■ TASK MATERIAL:
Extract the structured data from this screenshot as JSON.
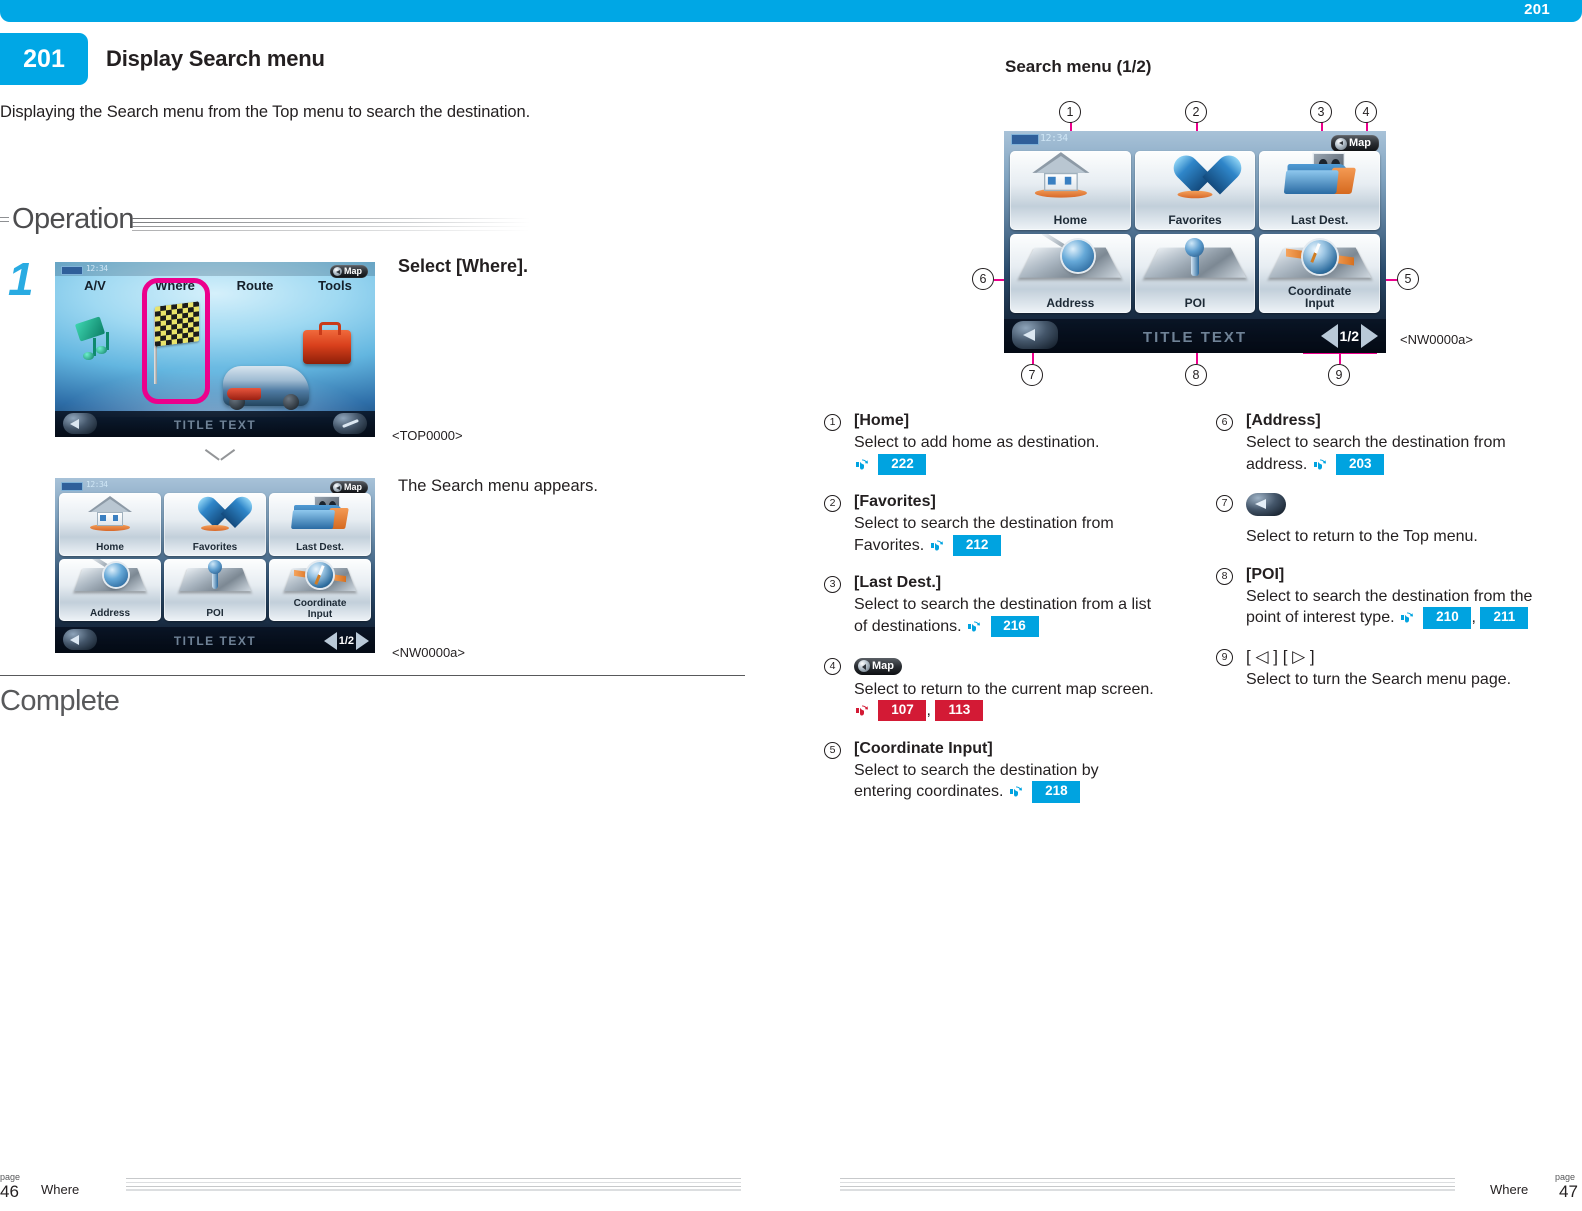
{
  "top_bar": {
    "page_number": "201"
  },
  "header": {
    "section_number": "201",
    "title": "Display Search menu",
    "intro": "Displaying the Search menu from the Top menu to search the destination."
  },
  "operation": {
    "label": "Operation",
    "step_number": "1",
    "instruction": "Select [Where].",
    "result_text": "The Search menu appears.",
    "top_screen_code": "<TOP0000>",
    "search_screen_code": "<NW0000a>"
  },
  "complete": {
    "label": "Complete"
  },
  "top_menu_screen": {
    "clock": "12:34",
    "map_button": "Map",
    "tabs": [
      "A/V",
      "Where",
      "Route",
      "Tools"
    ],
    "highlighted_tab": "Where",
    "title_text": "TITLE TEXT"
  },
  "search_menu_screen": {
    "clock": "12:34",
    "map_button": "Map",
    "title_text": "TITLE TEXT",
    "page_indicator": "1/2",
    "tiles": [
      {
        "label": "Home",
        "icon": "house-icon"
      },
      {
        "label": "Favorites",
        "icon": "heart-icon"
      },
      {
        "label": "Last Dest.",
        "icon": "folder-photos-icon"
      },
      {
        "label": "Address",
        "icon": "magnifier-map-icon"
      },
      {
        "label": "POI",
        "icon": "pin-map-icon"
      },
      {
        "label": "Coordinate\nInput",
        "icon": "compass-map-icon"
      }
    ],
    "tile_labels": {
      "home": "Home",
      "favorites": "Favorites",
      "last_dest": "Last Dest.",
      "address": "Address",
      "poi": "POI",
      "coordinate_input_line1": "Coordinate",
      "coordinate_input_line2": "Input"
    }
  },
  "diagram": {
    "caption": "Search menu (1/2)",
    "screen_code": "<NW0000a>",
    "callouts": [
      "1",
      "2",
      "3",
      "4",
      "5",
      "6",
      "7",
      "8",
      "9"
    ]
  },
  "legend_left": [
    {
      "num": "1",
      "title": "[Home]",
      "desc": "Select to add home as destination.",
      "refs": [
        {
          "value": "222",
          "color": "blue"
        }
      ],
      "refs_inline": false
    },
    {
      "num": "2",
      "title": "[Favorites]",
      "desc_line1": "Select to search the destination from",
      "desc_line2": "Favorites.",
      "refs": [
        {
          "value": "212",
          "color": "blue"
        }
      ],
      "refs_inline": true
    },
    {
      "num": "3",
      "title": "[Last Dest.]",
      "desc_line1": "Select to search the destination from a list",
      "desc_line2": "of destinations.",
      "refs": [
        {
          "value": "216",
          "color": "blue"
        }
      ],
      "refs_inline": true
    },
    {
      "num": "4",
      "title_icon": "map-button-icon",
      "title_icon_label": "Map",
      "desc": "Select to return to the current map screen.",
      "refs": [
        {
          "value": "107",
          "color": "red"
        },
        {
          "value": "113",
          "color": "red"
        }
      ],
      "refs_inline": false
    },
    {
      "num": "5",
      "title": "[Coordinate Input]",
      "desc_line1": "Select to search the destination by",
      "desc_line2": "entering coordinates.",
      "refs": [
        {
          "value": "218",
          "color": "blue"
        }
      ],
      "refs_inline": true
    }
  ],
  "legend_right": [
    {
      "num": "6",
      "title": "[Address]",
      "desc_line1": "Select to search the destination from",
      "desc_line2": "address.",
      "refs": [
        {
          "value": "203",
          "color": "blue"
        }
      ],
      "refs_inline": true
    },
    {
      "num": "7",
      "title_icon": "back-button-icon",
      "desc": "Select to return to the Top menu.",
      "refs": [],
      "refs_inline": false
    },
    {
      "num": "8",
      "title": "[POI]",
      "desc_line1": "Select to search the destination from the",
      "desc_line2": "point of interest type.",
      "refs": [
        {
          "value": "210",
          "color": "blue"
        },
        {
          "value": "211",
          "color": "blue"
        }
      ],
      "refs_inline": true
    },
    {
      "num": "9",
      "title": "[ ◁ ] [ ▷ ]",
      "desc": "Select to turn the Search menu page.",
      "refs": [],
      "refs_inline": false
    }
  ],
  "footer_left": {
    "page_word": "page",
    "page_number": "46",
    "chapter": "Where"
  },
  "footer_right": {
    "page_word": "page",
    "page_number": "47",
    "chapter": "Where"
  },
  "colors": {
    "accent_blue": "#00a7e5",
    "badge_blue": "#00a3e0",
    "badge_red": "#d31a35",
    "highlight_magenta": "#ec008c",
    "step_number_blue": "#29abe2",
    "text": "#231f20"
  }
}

■ SET EXERCISE:
Leave out the pictures, and give all the records again exactly.

■ WRITTEN REPLY:
Extract the structured data from this screenshot as JSON.
{
  "top_bar": {
    "page_number": "201"
  },
  "header": {
    "section_number": "201",
    "title": "Display Search menu",
    "intro": "Displaying the Search menu from the Top menu to search the destination."
  },
  "operation": {
    "label": "Operation",
    "step_number": "1",
    "instruction": "Select [Where].",
    "result_text": "The Search menu appears.",
    "top_screen_code": "<TOP0000>",
    "search_screen_code": "<NW0000a>"
  },
  "complete": {
    "label": "Complete"
  },
  "top_menu_screen": {
    "clock": "12:34",
    "map_button": "Map",
    "tabs": [
      "A/V",
      "Where",
      "Route",
      "Tools"
    ],
    "highlighted_tab": "Where",
    "title_text": "TITLE TEXT"
  },
  "search_menu_screen": {
    "clock": "12:34",
    "map_button": "Map",
    "title_text": "TITLE TEXT",
    "page_indicator": "1/2",
    "tiles": [
      {
        "label": "Home",
        "icon": "house-icon"
      },
      {
        "label": "Favorites",
        "icon": "heart-icon"
      },
      {
        "label": "Last Dest.",
        "icon": "folder-photos-icon"
      },
      {
        "label": "Address",
        "icon": "magnifier-map-icon"
      },
      {
        "label": "POI",
        "icon": "pin-map-icon"
      },
      {
        "label": "Coordinate\nInput",
        "icon": "compass-map-icon"
      }
    ],
    "tile_labels": {
      "home": "Home",
      "favorites": "Favorites",
      "last_dest": "Last Dest.",
      "address": "Address",
      "poi": "POI",
      "coordinate_input_line1": "Coordinate",
      "coordinate_input_line2": "Input"
    }
  },
  "diagram": {
    "caption": "Search menu (1/2)",
    "screen_code": "<NW0000a>",
    "callouts": [
      "1",
      "2",
      "3",
      "4",
      "5",
      "6",
      "7",
      "8",
      "9"
    ]
  },
  "legend_left": [
    {
      "num": "1",
      "title": "[Home]",
      "desc": "Select to add home as destination.",
      "refs": [
        {
          "value": "222",
          "color": "blue"
        }
      ],
      "refs_inline": false
    },
    {
      "num": "2",
      "title": "[Favorites]",
      "desc_line1": "Select to search the destination from",
      "desc_line2": "Favorites.",
      "refs": [
        {
          "value": "212",
          "color": "blue"
        }
      ],
      "refs_inline": true
    },
    {
      "num": "3",
      "title": "[Last Dest.]",
      "desc_line1": "Select to search the destination from a list",
      "desc_line2": "of destinations.",
      "refs": [
        {
          "value": "216",
          "color": "blue"
        }
      ],
      "refs_inline": true
    },
    {
      "num": "4",
      "title_icon": "map-button-icon",
      "title_icon_label": "Map",
      "desc": "Select to return to the current map screen.",
      "refs": [
        {
          "value": "107",
          "color": "red"
        },
        {
          "value": "113",
          "color": "red"
        }
      ],
      "refs_inline": false
    },
    {
      "num": "5",
      "title": "[Coordinate Input]",
      "desc_line1": "Select to search the destination by",
      "desc_line2": "entering coordinates.",
      "refs": [
        {
          "value": "218",
          "color": "blue"
        }
      ],
      "refs_inline": true
    }
  ],
  "legend_right": [
    {
      "num": "6",
      "title": "[Address]",
      "desc_line1": "Select to search the destination from",
      "desc_line2": "address.",
      "refs": [
        {
          "value": "203",
          "color": "blue"
        }
      ],
      "refs_inline": true
    },
    {
      "num": "7",
      "title_icon": "back-button-icon",
      "desc": "Select to return to the Top menu.",
      "refs": [],
      "refs_inline": false
    },
    {
      "num": "8",
      "title": "[POI]",
      "desc_line1": "Select to search the destination from the",
      "desc_line2": "point of interest type.",
      "refs": [
        {
          "value": "210",
          "color": "blue"
        },
        {
          "value": "211",
          "color": "blue"
        }
      ],
      "refs_inline": true
    },
    {
      "num": "9",
      "title": "[ ◁ ] [ ▷ ]",
      "desc": "Select to turn the Search menu page.",
      "refs": [],
      "refs_inline": false
    }
  ],
  "footer_left": {
    "page_word": "page",
    "page_number": "46",
    "chapter": "Where"
  },
  "footer_right": {
    "page_word": "page",
    "page_number": "47",
    "chapter": "Where"
  },
  "colors": {
    "accent_blue": "#00a7e5",
    "badge_blue": "#00a3e0",
    "badge_red": "#d31a35",
    "highlight_magenta": "#ec008c",
    "step_number_blue": "#29abe2",
    "text": "#231f20"
  }
}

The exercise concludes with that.